* **Given instruction**:
State the number of lines in these records holding "JSON". Say nothing more.
* Begin Material shown *
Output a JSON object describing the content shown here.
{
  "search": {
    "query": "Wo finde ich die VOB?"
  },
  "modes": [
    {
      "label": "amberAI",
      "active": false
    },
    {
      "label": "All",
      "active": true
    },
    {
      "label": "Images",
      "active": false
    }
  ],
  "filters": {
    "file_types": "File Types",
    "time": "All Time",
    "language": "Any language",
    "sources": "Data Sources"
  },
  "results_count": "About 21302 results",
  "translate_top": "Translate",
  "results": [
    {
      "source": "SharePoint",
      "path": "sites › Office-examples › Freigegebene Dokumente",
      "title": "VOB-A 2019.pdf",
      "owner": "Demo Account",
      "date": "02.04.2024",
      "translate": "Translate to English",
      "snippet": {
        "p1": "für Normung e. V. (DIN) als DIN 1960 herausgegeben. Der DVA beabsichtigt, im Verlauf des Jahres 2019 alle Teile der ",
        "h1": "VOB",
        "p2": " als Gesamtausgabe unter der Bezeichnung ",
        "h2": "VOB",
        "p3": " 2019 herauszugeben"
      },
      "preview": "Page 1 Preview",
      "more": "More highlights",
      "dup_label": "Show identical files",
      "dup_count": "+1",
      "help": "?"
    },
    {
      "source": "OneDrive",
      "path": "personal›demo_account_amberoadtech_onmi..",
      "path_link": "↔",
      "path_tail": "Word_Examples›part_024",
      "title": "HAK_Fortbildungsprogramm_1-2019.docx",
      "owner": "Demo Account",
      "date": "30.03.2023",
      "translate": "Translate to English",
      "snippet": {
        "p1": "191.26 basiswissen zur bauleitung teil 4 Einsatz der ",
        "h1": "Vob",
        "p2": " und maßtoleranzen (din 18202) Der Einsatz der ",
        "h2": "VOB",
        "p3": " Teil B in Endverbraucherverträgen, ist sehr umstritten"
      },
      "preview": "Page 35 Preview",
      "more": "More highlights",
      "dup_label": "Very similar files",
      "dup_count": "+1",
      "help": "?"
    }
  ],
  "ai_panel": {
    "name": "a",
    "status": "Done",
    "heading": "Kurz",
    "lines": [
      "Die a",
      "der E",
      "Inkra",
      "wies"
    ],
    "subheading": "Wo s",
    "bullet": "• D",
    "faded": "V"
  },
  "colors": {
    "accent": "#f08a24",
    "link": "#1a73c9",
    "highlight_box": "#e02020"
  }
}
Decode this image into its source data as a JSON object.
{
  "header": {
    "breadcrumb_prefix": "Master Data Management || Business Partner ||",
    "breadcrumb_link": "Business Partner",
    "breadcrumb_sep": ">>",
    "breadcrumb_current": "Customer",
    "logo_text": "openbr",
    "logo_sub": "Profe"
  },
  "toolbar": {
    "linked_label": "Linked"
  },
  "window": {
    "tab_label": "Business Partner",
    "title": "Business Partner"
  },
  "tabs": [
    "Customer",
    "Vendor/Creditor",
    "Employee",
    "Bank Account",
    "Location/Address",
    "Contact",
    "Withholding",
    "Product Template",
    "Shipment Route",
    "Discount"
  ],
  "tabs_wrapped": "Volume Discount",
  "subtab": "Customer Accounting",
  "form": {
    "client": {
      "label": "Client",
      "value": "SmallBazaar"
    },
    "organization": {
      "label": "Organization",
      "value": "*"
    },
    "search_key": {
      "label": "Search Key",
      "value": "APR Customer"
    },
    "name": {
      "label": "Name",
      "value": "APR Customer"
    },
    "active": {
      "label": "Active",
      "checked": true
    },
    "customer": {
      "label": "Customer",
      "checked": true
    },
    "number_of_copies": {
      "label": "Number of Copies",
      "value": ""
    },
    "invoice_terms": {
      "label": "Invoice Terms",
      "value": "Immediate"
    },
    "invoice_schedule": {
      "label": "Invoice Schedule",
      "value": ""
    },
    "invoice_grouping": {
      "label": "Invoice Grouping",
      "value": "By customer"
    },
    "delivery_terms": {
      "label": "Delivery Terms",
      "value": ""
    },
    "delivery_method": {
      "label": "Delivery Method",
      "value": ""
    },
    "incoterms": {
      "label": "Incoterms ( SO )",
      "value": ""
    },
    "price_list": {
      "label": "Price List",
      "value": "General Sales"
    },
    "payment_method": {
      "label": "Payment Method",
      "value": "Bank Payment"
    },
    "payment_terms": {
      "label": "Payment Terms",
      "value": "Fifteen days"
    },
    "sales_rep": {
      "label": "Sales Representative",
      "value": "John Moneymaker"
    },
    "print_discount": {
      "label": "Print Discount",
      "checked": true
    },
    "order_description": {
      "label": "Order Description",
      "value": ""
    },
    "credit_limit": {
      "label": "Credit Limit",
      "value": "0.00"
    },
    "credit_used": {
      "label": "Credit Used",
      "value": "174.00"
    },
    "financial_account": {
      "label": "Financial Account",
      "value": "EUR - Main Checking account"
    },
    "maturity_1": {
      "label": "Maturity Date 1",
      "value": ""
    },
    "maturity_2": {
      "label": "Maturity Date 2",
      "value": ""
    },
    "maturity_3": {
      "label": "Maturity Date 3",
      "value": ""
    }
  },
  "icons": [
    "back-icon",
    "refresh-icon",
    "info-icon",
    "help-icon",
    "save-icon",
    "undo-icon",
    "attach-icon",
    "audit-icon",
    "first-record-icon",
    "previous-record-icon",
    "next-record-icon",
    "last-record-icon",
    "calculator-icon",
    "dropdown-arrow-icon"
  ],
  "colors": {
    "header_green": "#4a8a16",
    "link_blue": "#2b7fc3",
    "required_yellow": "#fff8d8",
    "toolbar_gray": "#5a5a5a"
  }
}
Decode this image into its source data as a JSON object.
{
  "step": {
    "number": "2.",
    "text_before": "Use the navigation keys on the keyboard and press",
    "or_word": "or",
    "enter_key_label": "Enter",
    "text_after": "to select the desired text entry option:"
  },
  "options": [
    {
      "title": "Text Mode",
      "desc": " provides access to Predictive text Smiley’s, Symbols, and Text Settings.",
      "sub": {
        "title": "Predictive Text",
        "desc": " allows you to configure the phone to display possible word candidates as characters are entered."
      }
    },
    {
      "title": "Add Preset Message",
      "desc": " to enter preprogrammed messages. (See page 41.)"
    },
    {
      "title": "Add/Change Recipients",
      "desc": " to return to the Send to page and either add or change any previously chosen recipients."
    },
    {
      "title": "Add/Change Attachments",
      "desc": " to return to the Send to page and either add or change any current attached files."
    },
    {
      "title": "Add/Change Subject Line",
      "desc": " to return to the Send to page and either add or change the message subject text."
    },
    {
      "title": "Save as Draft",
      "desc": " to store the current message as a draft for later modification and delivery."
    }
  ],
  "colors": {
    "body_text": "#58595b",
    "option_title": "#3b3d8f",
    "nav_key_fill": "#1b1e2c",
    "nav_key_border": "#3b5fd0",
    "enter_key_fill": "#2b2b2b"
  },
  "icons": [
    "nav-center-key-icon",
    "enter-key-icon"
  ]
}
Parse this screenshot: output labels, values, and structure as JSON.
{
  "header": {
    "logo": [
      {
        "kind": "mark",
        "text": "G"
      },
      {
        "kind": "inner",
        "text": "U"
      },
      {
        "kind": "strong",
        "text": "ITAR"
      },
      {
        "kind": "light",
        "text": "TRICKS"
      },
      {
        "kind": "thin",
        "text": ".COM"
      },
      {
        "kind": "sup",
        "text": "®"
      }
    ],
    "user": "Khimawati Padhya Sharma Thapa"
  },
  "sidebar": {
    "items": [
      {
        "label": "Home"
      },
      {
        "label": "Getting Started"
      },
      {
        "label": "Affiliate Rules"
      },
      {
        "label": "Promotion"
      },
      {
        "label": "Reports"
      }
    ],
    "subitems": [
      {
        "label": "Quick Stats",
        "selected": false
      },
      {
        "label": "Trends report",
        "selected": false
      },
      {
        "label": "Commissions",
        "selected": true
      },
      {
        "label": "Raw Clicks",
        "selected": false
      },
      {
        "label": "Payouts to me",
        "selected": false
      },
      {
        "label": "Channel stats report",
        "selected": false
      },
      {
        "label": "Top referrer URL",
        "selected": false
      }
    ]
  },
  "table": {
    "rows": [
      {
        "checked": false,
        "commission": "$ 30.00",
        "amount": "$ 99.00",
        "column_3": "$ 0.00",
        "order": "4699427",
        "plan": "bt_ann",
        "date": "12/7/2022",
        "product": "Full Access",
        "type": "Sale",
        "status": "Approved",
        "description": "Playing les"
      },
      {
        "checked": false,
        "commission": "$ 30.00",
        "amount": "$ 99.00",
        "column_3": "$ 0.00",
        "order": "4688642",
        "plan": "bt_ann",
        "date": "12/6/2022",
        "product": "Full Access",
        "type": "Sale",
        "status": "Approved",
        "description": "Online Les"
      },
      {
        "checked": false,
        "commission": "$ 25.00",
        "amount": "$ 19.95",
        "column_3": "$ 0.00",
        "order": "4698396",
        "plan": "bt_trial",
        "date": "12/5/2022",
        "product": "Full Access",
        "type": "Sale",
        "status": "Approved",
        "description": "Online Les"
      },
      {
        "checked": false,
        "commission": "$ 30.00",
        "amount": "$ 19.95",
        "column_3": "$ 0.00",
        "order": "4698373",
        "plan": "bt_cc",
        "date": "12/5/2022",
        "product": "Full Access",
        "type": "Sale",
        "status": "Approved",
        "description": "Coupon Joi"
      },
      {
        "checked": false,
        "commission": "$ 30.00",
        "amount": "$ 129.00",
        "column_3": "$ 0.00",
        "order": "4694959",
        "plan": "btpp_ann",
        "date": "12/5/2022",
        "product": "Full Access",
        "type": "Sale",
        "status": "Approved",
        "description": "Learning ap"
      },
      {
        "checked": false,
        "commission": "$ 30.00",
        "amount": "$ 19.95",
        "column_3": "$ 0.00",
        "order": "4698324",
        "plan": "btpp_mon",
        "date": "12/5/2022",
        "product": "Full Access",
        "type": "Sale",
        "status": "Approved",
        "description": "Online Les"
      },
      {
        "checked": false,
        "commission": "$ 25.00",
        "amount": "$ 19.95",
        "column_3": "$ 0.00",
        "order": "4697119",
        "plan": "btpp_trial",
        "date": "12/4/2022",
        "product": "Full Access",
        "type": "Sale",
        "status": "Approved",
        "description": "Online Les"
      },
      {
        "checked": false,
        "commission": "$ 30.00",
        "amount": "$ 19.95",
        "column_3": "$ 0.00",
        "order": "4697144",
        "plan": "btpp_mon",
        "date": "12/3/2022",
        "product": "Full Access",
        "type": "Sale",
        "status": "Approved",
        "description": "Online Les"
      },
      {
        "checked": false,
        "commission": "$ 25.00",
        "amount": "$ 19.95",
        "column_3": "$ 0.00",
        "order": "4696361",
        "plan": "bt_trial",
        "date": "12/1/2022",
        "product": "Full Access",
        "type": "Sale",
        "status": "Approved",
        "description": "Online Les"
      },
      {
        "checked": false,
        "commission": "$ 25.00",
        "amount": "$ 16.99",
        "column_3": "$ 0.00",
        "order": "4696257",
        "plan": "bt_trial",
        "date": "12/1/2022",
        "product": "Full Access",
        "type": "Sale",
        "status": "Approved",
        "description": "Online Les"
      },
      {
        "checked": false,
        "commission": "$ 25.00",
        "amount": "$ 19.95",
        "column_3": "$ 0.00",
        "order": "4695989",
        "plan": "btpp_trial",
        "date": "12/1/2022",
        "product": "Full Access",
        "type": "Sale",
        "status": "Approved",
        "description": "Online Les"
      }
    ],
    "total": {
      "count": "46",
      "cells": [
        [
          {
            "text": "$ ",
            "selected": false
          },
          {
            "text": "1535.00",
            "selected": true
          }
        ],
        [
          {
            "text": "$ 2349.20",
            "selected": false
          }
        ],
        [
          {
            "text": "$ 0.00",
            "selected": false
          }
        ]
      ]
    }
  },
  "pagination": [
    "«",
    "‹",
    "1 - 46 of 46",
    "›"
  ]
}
* End Material shown *
* **Result for this task**:
4